Stated goal. Copy every line of the records below that holds the word "Complete".

* * * *

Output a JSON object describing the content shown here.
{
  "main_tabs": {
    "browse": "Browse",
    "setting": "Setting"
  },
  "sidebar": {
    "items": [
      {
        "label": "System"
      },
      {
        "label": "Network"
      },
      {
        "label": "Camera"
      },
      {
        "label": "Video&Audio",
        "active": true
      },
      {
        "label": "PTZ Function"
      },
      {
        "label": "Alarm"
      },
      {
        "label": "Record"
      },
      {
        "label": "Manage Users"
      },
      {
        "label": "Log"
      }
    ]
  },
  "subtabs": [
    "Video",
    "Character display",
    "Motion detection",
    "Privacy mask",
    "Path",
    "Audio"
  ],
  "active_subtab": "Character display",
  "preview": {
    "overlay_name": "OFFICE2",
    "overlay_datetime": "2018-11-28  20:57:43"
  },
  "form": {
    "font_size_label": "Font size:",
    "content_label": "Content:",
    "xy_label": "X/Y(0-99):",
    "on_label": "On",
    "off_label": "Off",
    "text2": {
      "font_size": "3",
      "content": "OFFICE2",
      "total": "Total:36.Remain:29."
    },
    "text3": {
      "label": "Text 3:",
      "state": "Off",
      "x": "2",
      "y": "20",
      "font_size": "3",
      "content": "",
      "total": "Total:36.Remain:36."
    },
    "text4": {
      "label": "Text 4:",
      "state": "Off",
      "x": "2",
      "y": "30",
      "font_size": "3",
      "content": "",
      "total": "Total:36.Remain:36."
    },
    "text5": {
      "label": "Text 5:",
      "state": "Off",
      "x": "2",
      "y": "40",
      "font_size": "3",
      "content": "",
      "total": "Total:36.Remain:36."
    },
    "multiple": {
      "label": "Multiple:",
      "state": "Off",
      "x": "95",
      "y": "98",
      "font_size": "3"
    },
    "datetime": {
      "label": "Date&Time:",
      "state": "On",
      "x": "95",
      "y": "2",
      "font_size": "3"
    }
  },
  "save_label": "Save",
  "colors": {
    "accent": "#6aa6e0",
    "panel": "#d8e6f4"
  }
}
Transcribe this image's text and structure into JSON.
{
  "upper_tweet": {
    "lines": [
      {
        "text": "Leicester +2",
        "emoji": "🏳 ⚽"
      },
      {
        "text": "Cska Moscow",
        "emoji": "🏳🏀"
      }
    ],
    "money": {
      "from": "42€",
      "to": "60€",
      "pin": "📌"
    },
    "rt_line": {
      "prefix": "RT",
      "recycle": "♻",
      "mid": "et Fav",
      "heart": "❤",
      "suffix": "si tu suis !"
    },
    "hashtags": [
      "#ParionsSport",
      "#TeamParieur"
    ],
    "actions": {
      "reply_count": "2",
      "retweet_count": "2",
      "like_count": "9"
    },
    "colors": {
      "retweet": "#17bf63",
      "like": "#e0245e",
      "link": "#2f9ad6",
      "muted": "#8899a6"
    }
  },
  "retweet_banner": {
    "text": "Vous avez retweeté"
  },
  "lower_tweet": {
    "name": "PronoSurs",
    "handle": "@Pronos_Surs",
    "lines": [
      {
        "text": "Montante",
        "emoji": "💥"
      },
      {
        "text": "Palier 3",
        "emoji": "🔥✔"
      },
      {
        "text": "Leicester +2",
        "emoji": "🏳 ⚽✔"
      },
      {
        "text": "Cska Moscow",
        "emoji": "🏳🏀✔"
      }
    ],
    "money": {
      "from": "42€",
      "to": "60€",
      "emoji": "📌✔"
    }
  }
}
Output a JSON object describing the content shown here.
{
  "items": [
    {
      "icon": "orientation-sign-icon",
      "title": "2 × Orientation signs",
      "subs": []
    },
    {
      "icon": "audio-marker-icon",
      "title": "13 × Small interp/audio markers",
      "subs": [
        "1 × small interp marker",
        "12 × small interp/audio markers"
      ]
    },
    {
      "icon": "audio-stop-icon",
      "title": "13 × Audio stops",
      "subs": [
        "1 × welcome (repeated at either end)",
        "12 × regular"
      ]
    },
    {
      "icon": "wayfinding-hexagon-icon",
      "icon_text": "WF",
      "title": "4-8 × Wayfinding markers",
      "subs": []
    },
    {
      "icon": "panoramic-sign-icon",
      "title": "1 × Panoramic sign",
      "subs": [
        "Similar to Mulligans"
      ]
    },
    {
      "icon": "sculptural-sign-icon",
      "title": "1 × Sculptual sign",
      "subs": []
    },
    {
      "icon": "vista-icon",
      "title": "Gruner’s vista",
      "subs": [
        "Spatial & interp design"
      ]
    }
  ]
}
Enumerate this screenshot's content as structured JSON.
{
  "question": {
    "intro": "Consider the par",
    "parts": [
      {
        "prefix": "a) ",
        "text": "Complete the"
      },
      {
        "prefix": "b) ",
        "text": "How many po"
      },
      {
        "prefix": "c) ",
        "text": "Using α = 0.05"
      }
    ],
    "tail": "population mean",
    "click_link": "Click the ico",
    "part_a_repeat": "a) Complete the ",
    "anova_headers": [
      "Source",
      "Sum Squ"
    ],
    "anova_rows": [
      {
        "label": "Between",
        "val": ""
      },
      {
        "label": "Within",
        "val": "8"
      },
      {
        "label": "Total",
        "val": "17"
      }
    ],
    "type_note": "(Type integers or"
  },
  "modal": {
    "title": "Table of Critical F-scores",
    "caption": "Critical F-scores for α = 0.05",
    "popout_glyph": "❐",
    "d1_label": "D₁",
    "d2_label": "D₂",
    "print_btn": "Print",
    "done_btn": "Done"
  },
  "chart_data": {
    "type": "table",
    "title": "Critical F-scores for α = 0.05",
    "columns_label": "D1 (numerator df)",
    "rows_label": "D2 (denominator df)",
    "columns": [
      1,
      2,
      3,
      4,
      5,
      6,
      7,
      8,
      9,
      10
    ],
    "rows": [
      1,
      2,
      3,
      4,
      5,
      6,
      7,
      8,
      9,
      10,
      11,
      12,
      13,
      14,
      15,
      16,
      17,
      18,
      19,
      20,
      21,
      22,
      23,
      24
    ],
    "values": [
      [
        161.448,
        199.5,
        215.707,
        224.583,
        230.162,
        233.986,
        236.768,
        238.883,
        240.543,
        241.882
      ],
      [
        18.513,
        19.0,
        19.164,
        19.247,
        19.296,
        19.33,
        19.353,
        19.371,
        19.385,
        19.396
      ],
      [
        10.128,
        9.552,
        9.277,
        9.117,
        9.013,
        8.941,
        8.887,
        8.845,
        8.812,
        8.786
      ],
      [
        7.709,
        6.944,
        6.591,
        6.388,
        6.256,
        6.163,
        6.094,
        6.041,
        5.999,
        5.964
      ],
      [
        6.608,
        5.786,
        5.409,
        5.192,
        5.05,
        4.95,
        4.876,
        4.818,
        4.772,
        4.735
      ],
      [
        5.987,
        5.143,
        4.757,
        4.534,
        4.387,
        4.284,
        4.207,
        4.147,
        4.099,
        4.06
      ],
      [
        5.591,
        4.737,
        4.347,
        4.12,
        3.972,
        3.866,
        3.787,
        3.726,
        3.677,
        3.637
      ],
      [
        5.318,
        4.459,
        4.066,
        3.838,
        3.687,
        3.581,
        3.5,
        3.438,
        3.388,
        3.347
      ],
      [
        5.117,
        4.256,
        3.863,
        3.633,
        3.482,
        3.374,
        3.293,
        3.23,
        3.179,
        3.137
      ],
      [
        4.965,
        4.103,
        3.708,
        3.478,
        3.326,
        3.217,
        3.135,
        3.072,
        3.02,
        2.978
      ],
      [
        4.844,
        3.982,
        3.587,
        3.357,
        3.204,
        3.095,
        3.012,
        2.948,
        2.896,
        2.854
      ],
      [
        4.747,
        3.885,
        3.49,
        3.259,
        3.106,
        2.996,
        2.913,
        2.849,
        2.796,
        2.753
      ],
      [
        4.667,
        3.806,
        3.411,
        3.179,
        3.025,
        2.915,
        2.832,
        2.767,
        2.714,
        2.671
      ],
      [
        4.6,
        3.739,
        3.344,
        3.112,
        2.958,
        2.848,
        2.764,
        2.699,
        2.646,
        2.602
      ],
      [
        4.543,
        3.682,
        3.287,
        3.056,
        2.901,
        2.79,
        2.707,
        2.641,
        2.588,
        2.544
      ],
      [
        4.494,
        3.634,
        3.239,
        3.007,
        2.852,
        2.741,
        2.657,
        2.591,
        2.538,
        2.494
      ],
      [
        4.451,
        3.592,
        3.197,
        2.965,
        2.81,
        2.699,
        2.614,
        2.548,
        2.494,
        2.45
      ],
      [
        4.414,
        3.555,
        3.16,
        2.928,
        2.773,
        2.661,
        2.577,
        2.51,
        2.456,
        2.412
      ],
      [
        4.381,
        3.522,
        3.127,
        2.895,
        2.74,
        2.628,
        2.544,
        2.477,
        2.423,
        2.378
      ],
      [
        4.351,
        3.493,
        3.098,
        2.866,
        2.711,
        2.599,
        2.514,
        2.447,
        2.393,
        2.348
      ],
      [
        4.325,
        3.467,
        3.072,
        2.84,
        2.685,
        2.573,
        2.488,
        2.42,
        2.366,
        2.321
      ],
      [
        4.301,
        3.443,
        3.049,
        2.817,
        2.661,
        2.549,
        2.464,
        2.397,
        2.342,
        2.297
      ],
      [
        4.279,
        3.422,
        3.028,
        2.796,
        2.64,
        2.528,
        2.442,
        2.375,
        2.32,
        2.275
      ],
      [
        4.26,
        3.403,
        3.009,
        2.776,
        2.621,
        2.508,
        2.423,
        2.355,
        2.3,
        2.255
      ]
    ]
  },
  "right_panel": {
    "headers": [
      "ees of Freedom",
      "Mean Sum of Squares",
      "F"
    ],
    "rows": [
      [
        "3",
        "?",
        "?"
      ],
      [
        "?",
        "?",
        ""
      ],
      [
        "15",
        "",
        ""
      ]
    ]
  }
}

* * * *

Solution to the exercise.
        "text": "Complete the"
    "part_a_repeat": "a) Complete the ",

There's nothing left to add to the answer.